Exercise:
Wherever "생명보험" appears in a line, list that line.

======

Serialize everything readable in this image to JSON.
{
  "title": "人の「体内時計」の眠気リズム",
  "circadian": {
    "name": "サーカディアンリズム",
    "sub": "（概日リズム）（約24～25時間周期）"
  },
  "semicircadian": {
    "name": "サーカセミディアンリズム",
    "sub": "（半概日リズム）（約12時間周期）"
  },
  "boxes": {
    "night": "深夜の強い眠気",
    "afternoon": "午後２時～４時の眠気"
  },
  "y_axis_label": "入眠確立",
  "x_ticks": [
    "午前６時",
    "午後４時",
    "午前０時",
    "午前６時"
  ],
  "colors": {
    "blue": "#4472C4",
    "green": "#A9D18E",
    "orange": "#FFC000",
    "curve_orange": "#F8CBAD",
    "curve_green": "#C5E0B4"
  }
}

======

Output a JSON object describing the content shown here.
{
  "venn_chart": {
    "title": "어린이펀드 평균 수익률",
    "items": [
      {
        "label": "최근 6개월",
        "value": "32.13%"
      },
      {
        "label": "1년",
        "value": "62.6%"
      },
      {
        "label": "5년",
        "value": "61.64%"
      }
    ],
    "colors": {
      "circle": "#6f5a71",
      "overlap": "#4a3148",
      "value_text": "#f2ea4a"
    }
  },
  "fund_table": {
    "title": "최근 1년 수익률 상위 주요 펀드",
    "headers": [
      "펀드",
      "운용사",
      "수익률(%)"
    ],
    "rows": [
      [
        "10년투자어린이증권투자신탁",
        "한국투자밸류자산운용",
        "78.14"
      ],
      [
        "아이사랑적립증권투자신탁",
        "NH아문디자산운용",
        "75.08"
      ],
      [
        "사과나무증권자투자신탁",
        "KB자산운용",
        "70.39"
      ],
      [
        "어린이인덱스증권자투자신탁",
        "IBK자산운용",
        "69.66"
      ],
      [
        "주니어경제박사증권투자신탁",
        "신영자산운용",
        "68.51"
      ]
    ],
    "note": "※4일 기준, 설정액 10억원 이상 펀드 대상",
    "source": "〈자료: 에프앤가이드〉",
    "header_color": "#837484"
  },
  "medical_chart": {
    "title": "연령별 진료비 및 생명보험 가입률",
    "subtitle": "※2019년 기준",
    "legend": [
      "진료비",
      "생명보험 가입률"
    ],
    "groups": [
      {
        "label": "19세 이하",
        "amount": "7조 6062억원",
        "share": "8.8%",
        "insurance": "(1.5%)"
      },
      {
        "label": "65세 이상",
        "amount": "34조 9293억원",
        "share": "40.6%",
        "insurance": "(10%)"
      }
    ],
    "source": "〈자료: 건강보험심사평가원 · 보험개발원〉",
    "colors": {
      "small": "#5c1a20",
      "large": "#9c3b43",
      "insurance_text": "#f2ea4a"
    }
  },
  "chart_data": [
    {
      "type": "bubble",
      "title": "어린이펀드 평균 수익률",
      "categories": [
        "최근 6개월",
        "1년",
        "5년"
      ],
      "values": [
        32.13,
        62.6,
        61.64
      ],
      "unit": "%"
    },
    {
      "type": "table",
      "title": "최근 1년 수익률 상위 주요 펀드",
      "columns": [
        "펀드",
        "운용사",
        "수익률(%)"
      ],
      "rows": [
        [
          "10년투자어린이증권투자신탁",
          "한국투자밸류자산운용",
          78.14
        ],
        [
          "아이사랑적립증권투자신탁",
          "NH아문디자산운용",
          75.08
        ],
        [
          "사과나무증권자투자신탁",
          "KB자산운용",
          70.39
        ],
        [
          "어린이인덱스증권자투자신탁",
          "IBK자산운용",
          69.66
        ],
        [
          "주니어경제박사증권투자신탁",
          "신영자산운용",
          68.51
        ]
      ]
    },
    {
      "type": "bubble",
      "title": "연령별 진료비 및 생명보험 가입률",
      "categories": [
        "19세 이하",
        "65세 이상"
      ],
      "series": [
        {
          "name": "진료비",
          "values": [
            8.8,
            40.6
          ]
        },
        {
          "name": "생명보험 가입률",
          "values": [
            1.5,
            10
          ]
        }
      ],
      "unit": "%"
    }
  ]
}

======

Solution to this problem:
    "title": "연령별 진료비 및 생명보험 가입률",
      "생명보험 가입률"
      "title": "연령별 진료비 및 생명보험 가입률",
          "name": "생명보험 가입률",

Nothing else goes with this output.